● **Given request**: Leave out the pictures and copy the remaining records exactly.

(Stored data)
+++
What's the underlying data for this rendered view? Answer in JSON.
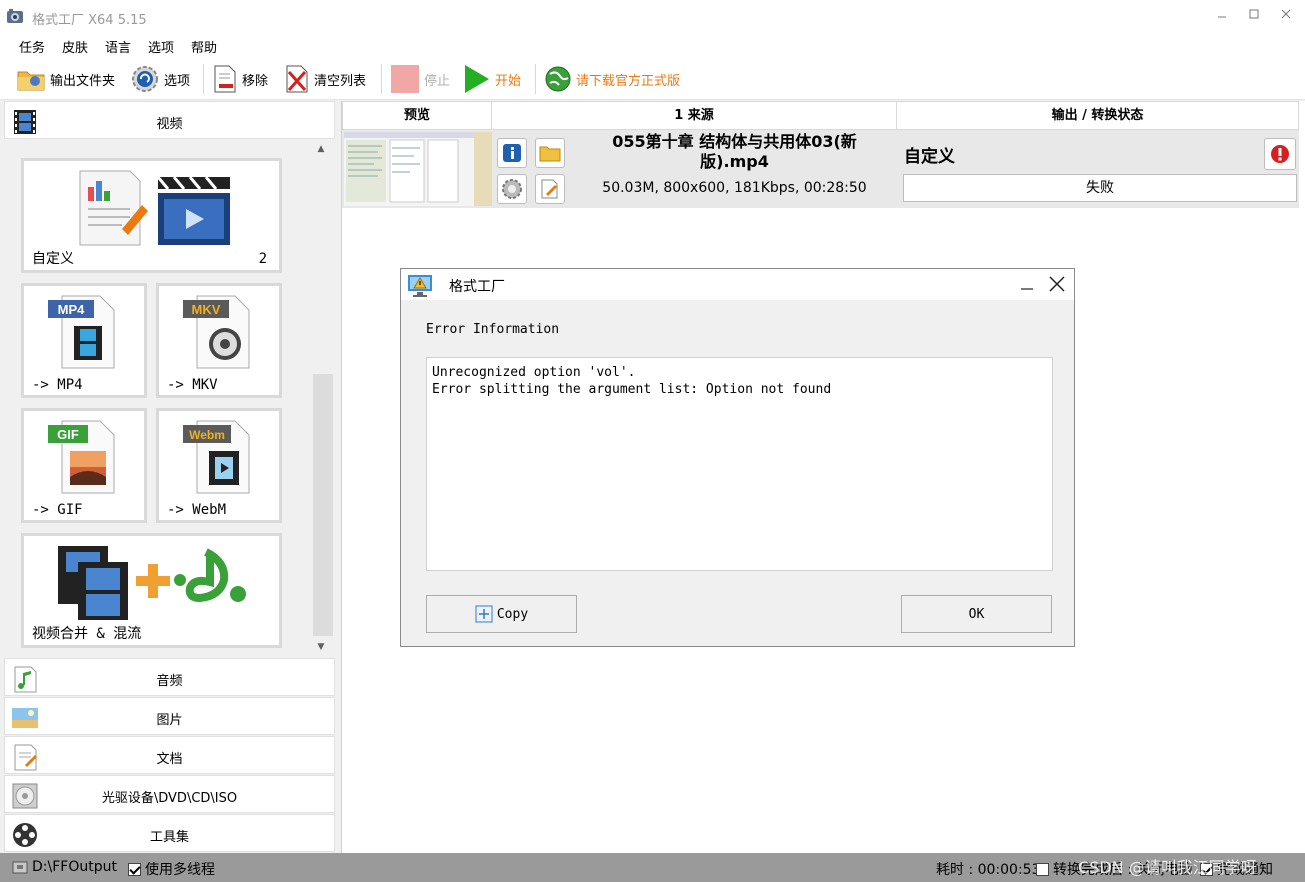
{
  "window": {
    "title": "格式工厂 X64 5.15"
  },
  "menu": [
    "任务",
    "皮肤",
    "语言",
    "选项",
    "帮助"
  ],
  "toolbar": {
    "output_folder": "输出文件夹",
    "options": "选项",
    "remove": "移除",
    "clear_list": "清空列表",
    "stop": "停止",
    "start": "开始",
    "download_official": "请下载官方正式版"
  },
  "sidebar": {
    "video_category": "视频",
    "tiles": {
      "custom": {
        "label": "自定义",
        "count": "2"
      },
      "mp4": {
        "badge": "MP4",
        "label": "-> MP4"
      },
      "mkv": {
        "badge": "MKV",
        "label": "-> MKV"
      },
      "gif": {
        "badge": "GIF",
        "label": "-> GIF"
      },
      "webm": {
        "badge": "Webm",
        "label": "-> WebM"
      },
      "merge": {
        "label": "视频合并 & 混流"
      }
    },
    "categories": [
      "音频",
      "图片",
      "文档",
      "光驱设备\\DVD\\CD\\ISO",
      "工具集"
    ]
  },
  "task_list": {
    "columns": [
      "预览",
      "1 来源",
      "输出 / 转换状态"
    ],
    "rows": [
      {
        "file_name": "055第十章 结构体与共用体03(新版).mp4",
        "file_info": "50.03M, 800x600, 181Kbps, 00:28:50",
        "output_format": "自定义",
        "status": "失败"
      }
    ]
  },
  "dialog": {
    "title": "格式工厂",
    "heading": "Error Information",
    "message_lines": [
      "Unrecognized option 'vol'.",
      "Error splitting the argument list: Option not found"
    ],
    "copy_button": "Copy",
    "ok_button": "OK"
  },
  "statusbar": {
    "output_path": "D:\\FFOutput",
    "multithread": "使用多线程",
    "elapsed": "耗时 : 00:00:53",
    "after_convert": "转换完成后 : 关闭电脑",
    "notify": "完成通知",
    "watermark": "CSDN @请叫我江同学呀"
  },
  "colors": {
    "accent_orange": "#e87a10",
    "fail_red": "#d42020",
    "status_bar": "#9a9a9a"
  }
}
+++
● **Result of this task**:
What's the underlying data for this rendered view? Answer in JSON.
{
  "window": {
    "title": "格式工厂 X64 5.15"
  },
  "menu": [
    "任务",
    "皮肤",
    "语言",
    "选项",
    "帮助"
  ],
  "toolbar": {
    "output_folder": "输出文件夹",
    "options": "选项",
    "remove": "移除",
    "clear_list": "清空列表",
    "stop": "停止",
    "start": "开始",
    "download_official": "请下载官方正式版"
  },
  "sidebar": {
    "video_category": "视频",
    "tiles": {
      "custom": {
        "label": "自定义",
        "count": "2"
      },
      "mp4": {
        "badge": "MP4",
        "label": "-> MP4"
      },
      "mkv": {
        "badge": "MKV",
        "label": "-> MKV"
      },
      "gif": {
        "badge": "GIF",
        "label": "-> GIF"
      },
      "webm": {
        "badge": "Webm",
        "label": "-> WebM"
      },
      "merge": {
        "label": "视频合并 & 混流"
      }
    },
    "categories": [
      "音频",
      "图片",
      "文档",
      "光驱设备\\DVD\\CD\\ISO",
      "工具集"
    ]
  },
  "task_list": {
    "columns": [
      "预览",
      "1 来源",
      "输出 / 转换状态"
    ],
    "rows": [
      {
        "file_name": "055第十章 结构体与共用体03(新版).mp4",
        "file_info": "50.03M, 800x600, 181Kbps, 00:28:50",
        "output_format": "自定义",
        "status": "失败"
      }
    ]
  },
  "dialog": {
    "title": "格式工厂",
    "heading": "Error Information",
    "message_lines": [
      "Unrecognized option 'vol'.",
      "Error splitting the argument list: Option not found"
    ],
    "copy_button": "Copy",
    "ok_button": "OK"
  },
  "statusbar": {
    "output_path": "D:\\FFOutput",
    "multithread": "使用多线程",
    "elapsed": "耗时 : 00:00:53",
    "after_convert": "转换完成后 : 关闭电脑",
    "notify": "完成通知",
    "watermark": "CSDN @请叫我江同学呀"
  },
  "colors": {
    "accent_orange": "#e87a10",
    "fail_red": "#d42020",
    "status_bar": "#9a9a9a"
  }
}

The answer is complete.